Written problem
Images are not part of the copy; transcribe all the data exactly.

Records from a data collection
↓↓↓

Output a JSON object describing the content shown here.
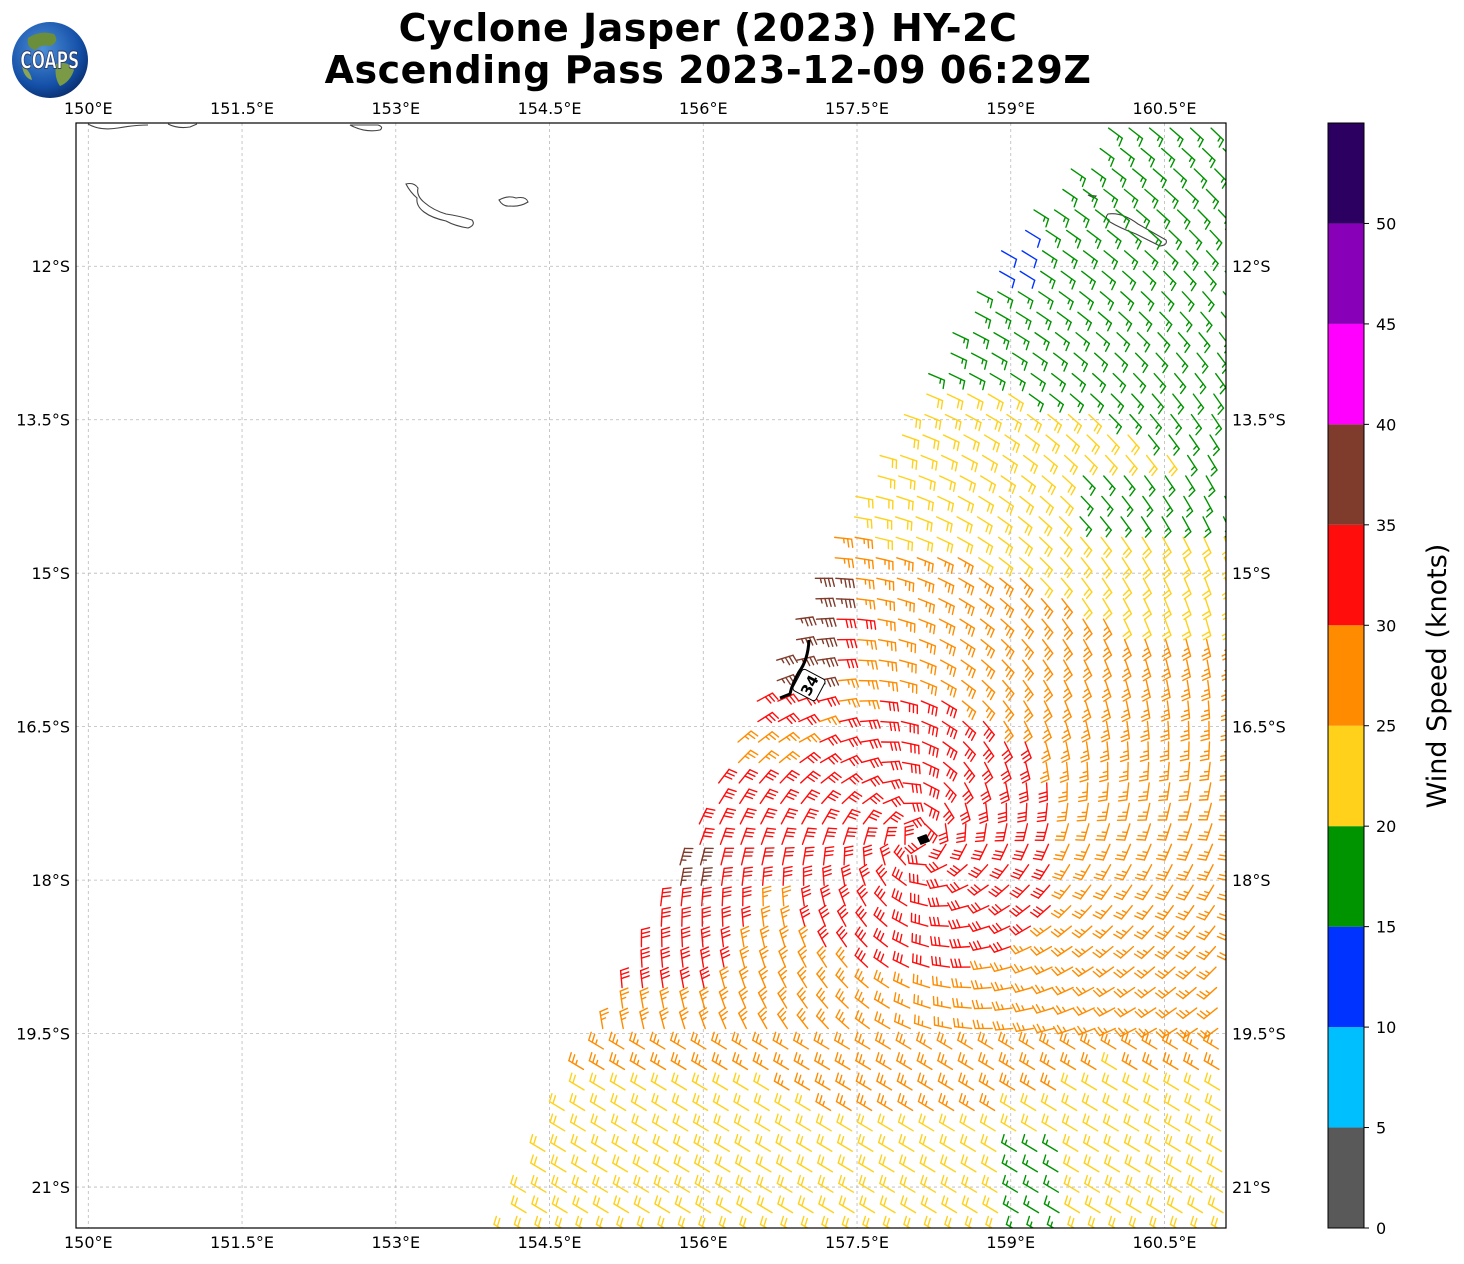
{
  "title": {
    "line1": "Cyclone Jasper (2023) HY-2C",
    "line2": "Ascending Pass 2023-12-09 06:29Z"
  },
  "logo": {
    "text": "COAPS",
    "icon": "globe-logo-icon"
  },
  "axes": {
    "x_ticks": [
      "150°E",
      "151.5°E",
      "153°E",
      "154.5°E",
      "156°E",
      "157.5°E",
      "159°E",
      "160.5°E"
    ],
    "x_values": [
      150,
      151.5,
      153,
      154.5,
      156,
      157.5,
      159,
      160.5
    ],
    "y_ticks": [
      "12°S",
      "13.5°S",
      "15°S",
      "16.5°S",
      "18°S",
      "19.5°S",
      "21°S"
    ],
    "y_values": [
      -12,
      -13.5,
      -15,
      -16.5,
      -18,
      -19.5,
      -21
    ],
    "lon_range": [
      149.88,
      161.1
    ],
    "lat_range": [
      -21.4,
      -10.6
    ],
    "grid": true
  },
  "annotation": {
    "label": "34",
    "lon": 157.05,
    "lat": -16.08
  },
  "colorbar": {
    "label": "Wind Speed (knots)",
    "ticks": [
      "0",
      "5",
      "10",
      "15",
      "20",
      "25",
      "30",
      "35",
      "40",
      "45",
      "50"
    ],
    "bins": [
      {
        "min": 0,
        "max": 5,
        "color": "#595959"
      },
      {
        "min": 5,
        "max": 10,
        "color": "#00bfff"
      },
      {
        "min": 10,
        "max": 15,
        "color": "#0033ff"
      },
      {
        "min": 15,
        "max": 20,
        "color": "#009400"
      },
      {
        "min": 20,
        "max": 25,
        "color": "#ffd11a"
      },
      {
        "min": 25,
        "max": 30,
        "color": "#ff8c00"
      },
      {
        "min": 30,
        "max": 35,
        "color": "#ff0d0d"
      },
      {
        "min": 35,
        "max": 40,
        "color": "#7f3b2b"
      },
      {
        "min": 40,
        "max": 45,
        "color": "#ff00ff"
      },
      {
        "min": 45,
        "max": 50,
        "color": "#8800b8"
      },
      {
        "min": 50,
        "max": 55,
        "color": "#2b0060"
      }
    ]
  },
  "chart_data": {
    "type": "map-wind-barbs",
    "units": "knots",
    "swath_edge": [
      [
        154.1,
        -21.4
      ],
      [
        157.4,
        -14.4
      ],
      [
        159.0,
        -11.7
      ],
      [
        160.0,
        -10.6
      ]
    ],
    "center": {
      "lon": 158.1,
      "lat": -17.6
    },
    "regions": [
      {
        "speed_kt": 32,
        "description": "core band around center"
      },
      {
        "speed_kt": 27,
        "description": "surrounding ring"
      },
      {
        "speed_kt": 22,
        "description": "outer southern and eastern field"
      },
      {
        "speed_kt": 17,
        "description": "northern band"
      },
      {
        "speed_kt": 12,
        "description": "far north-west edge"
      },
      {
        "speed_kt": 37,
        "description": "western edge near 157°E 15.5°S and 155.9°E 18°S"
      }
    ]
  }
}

↑↑↑

Task solution
Output a JSON object describing the content shown here.
{
  "title": {
    "line1": "Cyclone Jasper (2023) HY-2C",
    "line2": "Ascending Pass 2023-12-09 06:29Z"
  },
  "logo": {
    "text": "COAPS",
    "icon": "globe-logo-icon"
  },
  "axes": {
    "x_ticks": [
      "150°E",
      "151.5°E",
      "153°E",
      "154.5°E",
      "156°E",
      "157.5°E",
      "159°E",
      "160.5°E"
    ],
    "x_values": [
      150,
      151.5,
      153,
      154.5,
      156,
      157.5,
      159,
      160.5
    ],
    "y_ticks": [
      "12°S",
      "13.5°S",
      "15°S",
      "16.5°S",
      "18°S",
      "19.5°S",
      "21°S"
    ],
    "y_values": [
      -12,
      -13.5,
      -15,
      -16.5,
      -18,
      -19.5,
      -21
    ],
    "lon_range": [
      149.88,
      161.1
    ],
    "lat_range": [
      -21.4,
      -10.6
    ],
    "grid": true
  },
  "annotation": {
    "label": "34",
    "lon": 157.05,
    "lat": -16.08
  },
  "colorbar": {
    "label": "Wind Speed (knots)",
    "ticks": [
      "0",
      "5",
      "10",
      "15",
      "20",
      "25",
      "30",
      "35",
      "40",
      "45",
      "50"
    ],
    "bins": [
      {
        "min": 0,
        "max": 5,
        "color": "#595959"
      },
      {
        "min": 5,
        "max": 10,
        "color": "#00bfff"
      },
      {
        "min": 10,
        "max": 15,
        "color": "#0033ff"
      },
      {
        "min": 15,
        "max": 20,
        "color": "#009400"
      },
      {
        "min": 20,
        "max": 25,
        "color": "#ffd11a"
      },
      {
        "min": 25,
        "max": 30,
        "color": "#ff8c00"
      },
      {
        "min": 30,
        "max": 35,
        "color": "#ff0d0d"
      },
      {
        "min": 35,
        "max": 40,
        "color": "#7f3b2b"
      },
      {
        "min": 40,
        "max": 45,
        "color": "#ff00ff"
      },
      {
        "min": 45,
        "max": 50,
        "color": "#8800b8"
      },
      {
        "min": 50,
        "max": 55,
        "color": "#2b0060"
      }
    ]
  },
  "chart_data": {
    "type": "map-wind-barbs",
    "units": "knots",
    "swath_edge": [
      [
        154.1,
        -21.4
      ],
      [
        157.4,
        -14.4
      ],
      [
        159.0,
        -11.7
      ],
      [
        160.0,
        -10.6
      ]
    ],
    "center": {
      "lon": 158.1,
      "lat": -17.6
    },
    "regions": [
      {
        "speed_kt": 32,
        "description": "core band around center"
      },
      {
        "speed_kt": 27,
        "description": "surrounding ring"
      },
      {
        "speed_kt": 22,
        "description": "outer southern and eastern field"
      },
      {
        "speed_kt": 17,
        "description": "northern band"
      },
      {
        "speed_kt": 12,
        "description": "far north-west edge"
      },
      {
        "speed_kt": 37,
        "description": "western edge near 157°E 15.5°S and 155.9°E 18°S"
      }
    ]
  }
}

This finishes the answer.